EXERCISE DETAILS:
Identify the lines containing the word "安全生产月". Copy each one.

RECORDS:

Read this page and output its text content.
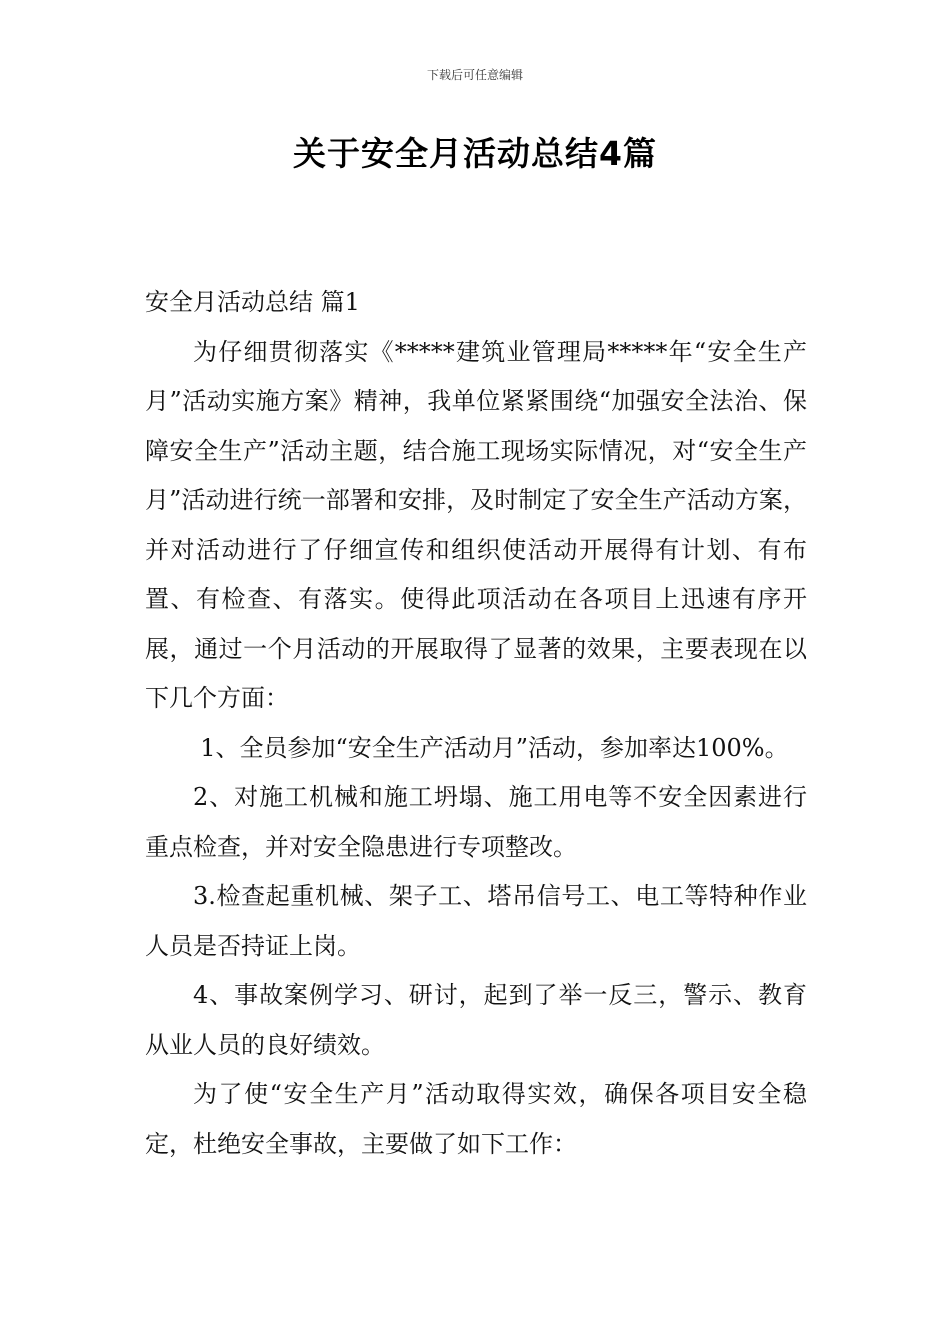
下载后可任意编辑
关于安全月活动总结4篇
安全月活动总结 篇1

为仔细贯彻落实《*****建筑业管理局*****年“安全生产月”活动实施方案》精神，我单位紧紧围绕“加强安全法治、保障安全生产”活动主题，结合施工现场实际情况，对“安全生产月”活动进行统一部署和安排，及时制定了安全生产活动方案，并对活动进行了仔细宣传和组织使活动开展得有计划、有布置、有检查、有落实。使得此项活动在各项目上迅速有序开展，通过一个月活动的开展取得了显著的效果，主要表现在以下几个方面：

1、全员参加“安全生产活动月”活动，参加率达100%。

2、对施工机械和施工坍塌、施工用电等不安全因素进行重点检查，并对安全隐患进行专项整改。

3.检查起重机械、架子工、塔吊信号工、电工等特种作业人员是否持证上岗。

4、事故案例学习、研讨，起到了举一反三，警示、教育从业人员的良好绩效。

为了使“安全生产月”活动取得实效，确保各项目安全稳定，杜绝安全事故，主要做了如下工作：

ANSWER:
为仔细贯彻落实《*****建筑业管理局*****年“安全生产月”活动实施方案》精神，我单位紧紧围绕“加强安全法治、保障安全生产”活动主题，结合施工现场实际情况，对“安全生产月”活动进行统一部署和安排，及时制定了安全生产活动方案，并对活动进行了仔细宣传和组织使活动开展得有计划、有布置、有检查、有落实。使得此项活动在各项目上迅速有序开展，通过一个月活动的开展取得了显著的效果，主要表现在以下几个方面：
为了使“安全生产月”活动取得实效，确保各项目安全稳定，杜绝安全事故，主要做了如下工作：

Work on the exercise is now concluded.